▸ **The request**:
Transcribe every line, keeping it exact.

Figure data in JSON
════

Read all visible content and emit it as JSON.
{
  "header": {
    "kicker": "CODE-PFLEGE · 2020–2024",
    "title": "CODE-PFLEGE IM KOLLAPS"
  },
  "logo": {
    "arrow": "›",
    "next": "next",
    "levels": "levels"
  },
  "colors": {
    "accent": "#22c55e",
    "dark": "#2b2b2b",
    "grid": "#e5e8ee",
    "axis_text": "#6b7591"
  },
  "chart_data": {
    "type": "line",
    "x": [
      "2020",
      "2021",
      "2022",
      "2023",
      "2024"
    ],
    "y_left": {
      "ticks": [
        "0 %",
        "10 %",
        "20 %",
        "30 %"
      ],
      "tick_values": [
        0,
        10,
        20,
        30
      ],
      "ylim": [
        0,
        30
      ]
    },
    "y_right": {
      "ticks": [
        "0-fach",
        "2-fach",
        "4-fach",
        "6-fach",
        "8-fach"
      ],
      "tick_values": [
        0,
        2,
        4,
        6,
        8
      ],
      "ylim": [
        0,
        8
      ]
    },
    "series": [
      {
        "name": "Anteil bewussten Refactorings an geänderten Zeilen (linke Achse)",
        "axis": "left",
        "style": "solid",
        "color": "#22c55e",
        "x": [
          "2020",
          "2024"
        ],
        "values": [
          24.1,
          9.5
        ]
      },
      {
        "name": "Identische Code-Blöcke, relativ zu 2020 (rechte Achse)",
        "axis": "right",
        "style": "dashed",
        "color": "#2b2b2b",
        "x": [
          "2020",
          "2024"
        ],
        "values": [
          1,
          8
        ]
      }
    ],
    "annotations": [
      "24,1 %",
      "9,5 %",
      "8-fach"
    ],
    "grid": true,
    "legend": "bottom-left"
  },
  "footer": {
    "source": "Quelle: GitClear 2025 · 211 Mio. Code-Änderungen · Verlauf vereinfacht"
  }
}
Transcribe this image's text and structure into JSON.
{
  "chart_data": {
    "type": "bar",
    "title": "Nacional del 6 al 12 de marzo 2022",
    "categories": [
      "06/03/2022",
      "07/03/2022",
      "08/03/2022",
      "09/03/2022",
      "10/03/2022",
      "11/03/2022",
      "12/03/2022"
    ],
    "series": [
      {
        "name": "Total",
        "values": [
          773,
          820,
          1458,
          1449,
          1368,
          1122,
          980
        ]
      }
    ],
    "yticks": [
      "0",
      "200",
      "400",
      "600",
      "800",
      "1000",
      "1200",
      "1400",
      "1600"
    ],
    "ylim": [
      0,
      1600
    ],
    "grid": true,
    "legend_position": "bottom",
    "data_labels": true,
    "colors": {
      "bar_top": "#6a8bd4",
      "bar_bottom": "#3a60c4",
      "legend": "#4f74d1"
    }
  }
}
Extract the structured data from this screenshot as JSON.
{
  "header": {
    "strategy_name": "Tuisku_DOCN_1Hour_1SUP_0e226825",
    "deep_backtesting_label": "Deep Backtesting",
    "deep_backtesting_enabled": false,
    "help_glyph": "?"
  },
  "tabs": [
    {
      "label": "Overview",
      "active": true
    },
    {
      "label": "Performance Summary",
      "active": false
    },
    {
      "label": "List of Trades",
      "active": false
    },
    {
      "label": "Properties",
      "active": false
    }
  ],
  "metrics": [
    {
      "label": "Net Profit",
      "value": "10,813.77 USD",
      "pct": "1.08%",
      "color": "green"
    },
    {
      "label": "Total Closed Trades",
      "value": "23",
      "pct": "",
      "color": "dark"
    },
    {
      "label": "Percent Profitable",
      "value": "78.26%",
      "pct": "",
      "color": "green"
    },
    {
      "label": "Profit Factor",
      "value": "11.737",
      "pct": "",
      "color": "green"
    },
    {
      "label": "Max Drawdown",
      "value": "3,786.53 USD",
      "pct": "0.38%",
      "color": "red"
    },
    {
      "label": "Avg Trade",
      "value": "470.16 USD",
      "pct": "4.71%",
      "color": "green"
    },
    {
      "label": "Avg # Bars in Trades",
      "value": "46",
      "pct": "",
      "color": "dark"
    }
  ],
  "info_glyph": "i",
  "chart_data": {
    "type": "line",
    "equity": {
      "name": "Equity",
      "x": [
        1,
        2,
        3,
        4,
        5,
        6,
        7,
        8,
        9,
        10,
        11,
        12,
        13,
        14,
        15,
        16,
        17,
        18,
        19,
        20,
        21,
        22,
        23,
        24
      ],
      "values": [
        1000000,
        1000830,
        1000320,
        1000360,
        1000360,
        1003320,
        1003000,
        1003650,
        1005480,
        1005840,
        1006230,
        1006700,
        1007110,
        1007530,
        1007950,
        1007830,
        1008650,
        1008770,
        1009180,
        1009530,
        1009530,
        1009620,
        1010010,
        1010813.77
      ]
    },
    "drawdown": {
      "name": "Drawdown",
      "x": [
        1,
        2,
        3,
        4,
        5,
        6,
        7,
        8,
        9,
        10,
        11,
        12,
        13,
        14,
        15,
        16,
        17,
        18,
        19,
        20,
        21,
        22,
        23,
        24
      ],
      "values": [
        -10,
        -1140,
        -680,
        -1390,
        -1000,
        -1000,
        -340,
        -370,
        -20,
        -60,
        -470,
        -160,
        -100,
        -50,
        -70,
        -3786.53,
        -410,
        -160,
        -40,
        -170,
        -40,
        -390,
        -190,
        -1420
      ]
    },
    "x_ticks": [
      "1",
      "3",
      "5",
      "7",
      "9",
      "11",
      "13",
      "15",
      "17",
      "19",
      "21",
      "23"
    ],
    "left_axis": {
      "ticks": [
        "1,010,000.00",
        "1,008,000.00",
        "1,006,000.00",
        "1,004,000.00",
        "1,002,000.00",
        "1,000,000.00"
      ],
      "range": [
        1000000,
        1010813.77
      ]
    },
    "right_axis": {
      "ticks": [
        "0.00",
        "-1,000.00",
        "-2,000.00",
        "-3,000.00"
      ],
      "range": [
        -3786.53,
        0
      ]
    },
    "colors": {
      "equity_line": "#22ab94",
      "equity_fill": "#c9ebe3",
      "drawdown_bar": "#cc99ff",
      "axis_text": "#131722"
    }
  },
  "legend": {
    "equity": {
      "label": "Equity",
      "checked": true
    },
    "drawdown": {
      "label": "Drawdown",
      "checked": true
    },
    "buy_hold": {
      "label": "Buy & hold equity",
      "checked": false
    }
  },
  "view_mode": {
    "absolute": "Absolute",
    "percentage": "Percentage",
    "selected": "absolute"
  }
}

════

▸ **Answer to this problem**:
Read all visible content and emit it as JSON.
{
  "header": {
    "kicker": "CODE-PFLEGE · 2020–2024",
    "title": "CODE-PFLEGE IM KOLLAPS"
  },
  "logo": {
    "arrow": "›",
    "next": "next",
    "levels": "levels"
  },
  "colors": {
    "accent": "#22c55e",
    "dark": "#2b2b2b",
    "grid": "#e5e8ee",
    "axis_text": "#6b7591"
  },
  "chart_data": {
    "type": "line",
    "x": [
      "2020",
      "2021",
      "2022",
      "2023",
      "2024"
    ],
    "y_left": {
      "ticks": [
        "0 %",
        "10 %",
        "20 %",
        "30 %"
      ],
      "tick_values": [
        0,
        10,
        20,
        30
      ],
      "ylim": [
        0,
        30
      ]
    },
    "y_right": {
      "ticks": [
        "0-fach",
        "2-fach",
        "4-fach",
        "6-fach",
        "8-fach"
      ],
      "tick_values": [
        0,
        2,
        4,
        6,
        8
      ],
      "ylim": [
        0,
        8
      ]
    },
    "series": [
      {
        "name": "Anteil bewussten Refactorings an geänderten Zeilen (linke Achse)",
        "axis": "left",
        "style": "solid",
        "color": "#22c55e",
        "x": [
          "2020",
          "2024"
        ],
        "values": [
          24.1,
          9.5
        ]
      },
      {
        "name": "Identische Code-Blöcke, relativ zu 2020 (rechte Achse)",
        "axis": "right",
        "style": "dashed",
        "color": "#2b2b2b",
        "x": [
          "2020",
          "2024"
        ],
        "values": [
          1,
          8
        ]
      }
    ],
    "annotations": [
      "24,1 %",
      "9,5 %",
      "8-fach"
    ],
    "grid": true,
    "legend": "bottom-left"
  },
  "footer": {
    "source": "Quelle: GitClear 2025 · 211 Mio. Code-Änderungen · Verlauf vereinfacht"
  }
}
Transcribe this image's text and structure into JSON.
{
  "chart_data": {
    "type": "bar",
    "title": "Nacional del 6 al 12 de marzo 2022",
    "categories": [
      "06/03/2022",
      "07/03/2022",
      "08/03/2022",
      "09/03/2022",
      "10/03/2022",
      "11/03/2022",
      "12/03/2022"
    ],
    "series": [
      {
        "name": "Total",
        "values": [
          773,
          820,
          1458,
          1449,
          1368,
          1122,
          980
        ]
      }
    ],
    "yticks": [
      "0",
      "200",
      "400",
      "600",
      "800",
      "1000",
      "1200",
      "1400",
      "1600"
    ],
    "ylim": [
      0,
      1600
    ],
    "grid": true,
    "legend_position": "bottom",
    "data_labels": true,
    "colors": {
      "bar_top": "#6a8bd4",
      "bar_bottom": "#3a60c4",
      "legend": "#4f74d1"
    }
  }
}
Extract the structured data from this screenshot as JSON.
{
  "header": {
    "strategy_name": "Tuisku_DOCN_1Hour_1SUP_0e226825",
    "deep_backtesting_label": "Deep Backtesting",
    "deep_backtesting_enabled": false,
    "help_glyph": "?"
  },
  "tabs": [
    {
      "label": "Overview",
      "active": true
    },
    {
      "label": "Performance Summary",
      "active": false
    },
    {
      "label": "List of Trades",
      "active": false
    },
    {
      "label": "Properties",
      "active": false
    }
  ],
  "metrics": [
    {
      "label": "Net Profit",
      "value": "10,813.77 USD",
      "pct": "1.08%",
      "color": "green"
    },
    {
      "label": "Total Closed Trades",
      "value": "23",
      "pct": "",
      "color": "dark"
    },
    {
      "label": "Percent Profitable",
      "value": "78.26%",
      "pct": "",
      "color": "green"
    },
    {
      "label": "Profit Factor",
      "value": "11.737",
      "pct": "",
      "color": "green"
    },
    {
      "label": "Max Drawdown",
      "value": "3,786.53 USD",
      "pct": "0.38%",
      "color": "red"
    },
    {
      "label": "Avg Trade",
      "value": "470.16 USD",
      "pct": "4.71%",
      "color": "green"
    },
    {
      "label": "Avg # Bars in Trades",
      "value": "46",
      "pct": "",
      "color": "dark"
    }
  ],
  "info_glyph": "i",
  "chart_data": {
    "type": "line",
    "equity": {
      "name": "Equity",
      "x": [
        1,
        2,
        3,
        4,
        5,
        6,
        7,
        8,
        9,
        10,
        11,
        12,
        13,
        14,
        15,
        16,
        17,
        18,
        19,
        20,
        21,
        22,
        23,
        24
      ],
      "values": [
        1000000,
        1000830,
        1000320,
        1000360,
        1000360,
        1003320,
        1003000,
        1003650,
        1005480,
        1005840,
        1006230,
        1006700,
        1007110,
        1007530,
        1007950,
        1007830,
        1008650,
        1008770,
        1009180,
        1009530,
        1009530,
        1009620,
        1010010,
        1010813.77
      ]
    },
    "drawdown": {
      "name": "Drawdown",
      "x": [
        1,
        2,
        3,
        4,
        5,
        6,
        7,
        8,
        9,
        10,
        11,
        12,
        13,
        14,
        15,
        16,
        17,
        18,
        19,
        20,
        21,
        22,
        23,
        24
      ],
      "values": [
        -10,
        -1140,
        -680,
        -1390,
        -1000,
        -1000,
        -340,
        -370,
        -20,
        -60,
        -470,
        -160,
        -100,
        -50,
        -70,
        -3786.53,
        -410,
        -160,
        -40,
        -170,
        -40,
        -390,
        -190,
        -1420
      ]
    },
    "x_ticks": [
      "1",
      "3",
      "5",
      "7",
      "9",
      "11",
      "13",
      "15",
      "17",
      "19",
      "21",
      "23"
    ],
    "left_axis": {
      "ticks": [
        "1,010,000.00",
        "1,008,000.00",
        "1,006,000.00",
        "1,004,000.00",
        "1,002,000.00",
        "1,000,000.00"
      ],
      "range": [
        1000000,
        1010813.77
      ]
    },
    "right_axis": {
      "ticks": [
        "0.00",
        "-1,000.00",
        "-2,000.00",
        "-3,000.00"
      ],
      "range": [
        -3786.53,
        0
      ]
    },
    "colors": {
      "equity_line": "#22ab94",
      "equity_fill": "#c9ebe3",
      "drawdown_bar": "#cc99ff",
      "axis_text": "#131722"
    }
  },
  "legend": {
    "equity": {
      "label": "Equity",
      "checked": true
    },
    "drawdown": {
      "label": "Drawdown",
      "checked": true
    },
    "buy_hold": {
      "label": "Buy & hold equity",
      "checked": false
    }
  },
  "view_mode": {
    "absolute": "Absolute",
    "percentage": "Percentage",
    "selected": "absolute"
  }
}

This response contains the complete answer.